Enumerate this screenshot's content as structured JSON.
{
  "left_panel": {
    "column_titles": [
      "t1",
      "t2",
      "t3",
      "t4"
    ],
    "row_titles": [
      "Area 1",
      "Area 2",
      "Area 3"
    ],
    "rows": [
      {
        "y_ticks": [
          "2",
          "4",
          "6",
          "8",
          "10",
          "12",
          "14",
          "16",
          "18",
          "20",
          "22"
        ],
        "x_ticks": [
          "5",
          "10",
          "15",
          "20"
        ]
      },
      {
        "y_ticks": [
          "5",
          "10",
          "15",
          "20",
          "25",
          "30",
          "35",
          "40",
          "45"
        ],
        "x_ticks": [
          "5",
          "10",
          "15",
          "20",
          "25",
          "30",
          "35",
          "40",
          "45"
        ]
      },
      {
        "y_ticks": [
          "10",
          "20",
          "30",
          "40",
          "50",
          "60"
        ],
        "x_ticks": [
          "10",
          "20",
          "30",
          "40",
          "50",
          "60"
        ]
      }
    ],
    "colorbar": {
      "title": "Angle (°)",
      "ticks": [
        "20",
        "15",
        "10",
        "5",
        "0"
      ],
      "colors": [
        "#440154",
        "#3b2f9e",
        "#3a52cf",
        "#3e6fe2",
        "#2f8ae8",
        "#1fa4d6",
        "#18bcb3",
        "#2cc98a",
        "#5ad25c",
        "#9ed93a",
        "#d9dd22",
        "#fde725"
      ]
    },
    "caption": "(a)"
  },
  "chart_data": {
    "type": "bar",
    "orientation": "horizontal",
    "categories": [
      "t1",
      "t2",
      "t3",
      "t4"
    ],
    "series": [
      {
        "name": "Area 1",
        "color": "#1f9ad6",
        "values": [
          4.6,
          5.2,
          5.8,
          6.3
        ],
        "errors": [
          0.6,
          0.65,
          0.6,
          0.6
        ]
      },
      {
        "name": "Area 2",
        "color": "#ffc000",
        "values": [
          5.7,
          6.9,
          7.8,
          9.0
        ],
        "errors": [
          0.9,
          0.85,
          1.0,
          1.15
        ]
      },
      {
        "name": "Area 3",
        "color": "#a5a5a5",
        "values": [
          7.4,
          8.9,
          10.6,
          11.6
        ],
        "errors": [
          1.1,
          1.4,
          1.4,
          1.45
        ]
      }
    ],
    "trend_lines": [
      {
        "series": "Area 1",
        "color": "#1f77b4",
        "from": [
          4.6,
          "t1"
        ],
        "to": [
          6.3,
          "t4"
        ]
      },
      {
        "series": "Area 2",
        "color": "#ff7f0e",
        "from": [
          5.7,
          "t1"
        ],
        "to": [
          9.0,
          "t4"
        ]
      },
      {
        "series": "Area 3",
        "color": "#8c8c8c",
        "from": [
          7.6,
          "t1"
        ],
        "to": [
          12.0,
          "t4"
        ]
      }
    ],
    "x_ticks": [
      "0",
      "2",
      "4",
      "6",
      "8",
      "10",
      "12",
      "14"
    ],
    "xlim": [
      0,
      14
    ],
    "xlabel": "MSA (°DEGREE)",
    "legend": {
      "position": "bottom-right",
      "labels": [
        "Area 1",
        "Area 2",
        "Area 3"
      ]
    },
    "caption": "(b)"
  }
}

□ □ □ □ □ □ □

§ **Your instructions**
Each record above should be restated word for word.

§ **Response to this task**
Enumerate this screenshot's content as structured JSON.
{
  "left_panel": {
    "column_titles": [
      "t1",
      "t2",
      "t3",
      "t4"
    ],
    "row_titles": [
      "Area 1",
      "Area 2",
      "Area 3"
    ],
    "rows": [
      {
        "y_ticks": [
          "2",
          "4",
          "6",
          "8",
          "10",
          "12",
          "14",
          "16",
          "18",
          "20",
          "22"
        ],
        "x_ticks": [
          "5",
          "10",
          "15",
          "20"
        ]
      },
      {
        "y_ticks": [
          "5",
          "10",
          "15",
          "20",
          "25",
          "30",
          "35",
          "40",
          "45"
        ],
        "x_ticks": [
          "5",
          "10",
          "15",
          "20",
          "25",
          "30",
          "35",
          "40",
          "45"
        ]
      },
      {
        "y_ticks": [
          "10",
          "20",
          "30",
          "40",
          "50",
          "60"
        ],
        "x_ticks": [
          "10",
          "20",
          "30",
          "40",
          "50",
          "60"
        ]
      }
    ],
    "colorbar": {
      "title": "Angle (°)",
      "ticks": [
        "20",
        "15",
        "10",
        "5",
        "0"
      ],
      "colors": [
        "#440154",
        "#3b2f9e",
        "#3a52cf",
        "#3e6fe2",
        "#2f8ae8",
        "#1fa4d6",
        "#18bcb3",
        "#2cc98a",
        "#5ad25c",
        "#9ed93a",
        "#d9dd22",
        "#fde725"
      ]
    },
    "caption": "(a)"
  },
  "chart_data": {
    "type": "bar",
    "orientation": "horizontal",
    "categories": [
      "t1",
      "t2",
      "t3",
      "t4"
    ],
    "series": [
      {
        "name": "Area 1",
        "color": "#1f9ad6",
        "values": [
          4.6,
          5.2,
          5.8,
          6.3
        ],
        "errors": [
          0.6,
          0.65,
          0.6,
          0.6
        ]
      },
      {
        "name": "Area 2",
        "color": "#ffc000",
        "values": [
          5.7,
          6.9,
          7.8,
          9.0
        ],
        "errors": [
          0.9,
          0.85,
          1.0,
          1.15
        ]
      },
      {
        "name": "Area 3",
        "color": "#a5a5a5",
        "values": [
          7.4,
          8.9,
          10.6,
          11.6
        ],
        "errors": [
          1.1,
          1.4,
          1.4,
          1.45
        ]
      }
    ],
    "trend_lines": [
      {
        "series": "Area 1",
        "color": "#1f77b4",
        "from": [
          4.6,
          "t1"
        ],
        "to": [
          6.3,
          "t4"
        ]
      },
      {
        "series": "Area 2",
        "color": "#ff7f0e",
        "from": [
          5.7,
          "t1"
        ],
        "to": [
          9.0,
          "t4"
        ]
      },
      {
        "series": "Area 3",
        "color": "#8c8c8c",
        "from": [
          7.6,
          "t1"
        ],
        "to": [
          12.0,
          "t4"
        ]
      }
    ],
    "x_ticks": [
      "0",
      "2",
      "4",
      "6",
      "8",
      "10",
      "12",
      "14"
    ],
    "xlim": [
      0,
      14
    ],
    "xlabel": "MSA (°DEGREE)",
    "legend": {
      "position": "bottom-right",
      "labels": [
        "Area 1",
        "Area 2",
        "Area 3"
      ]
    },
    "caption": "(b)"
  }
}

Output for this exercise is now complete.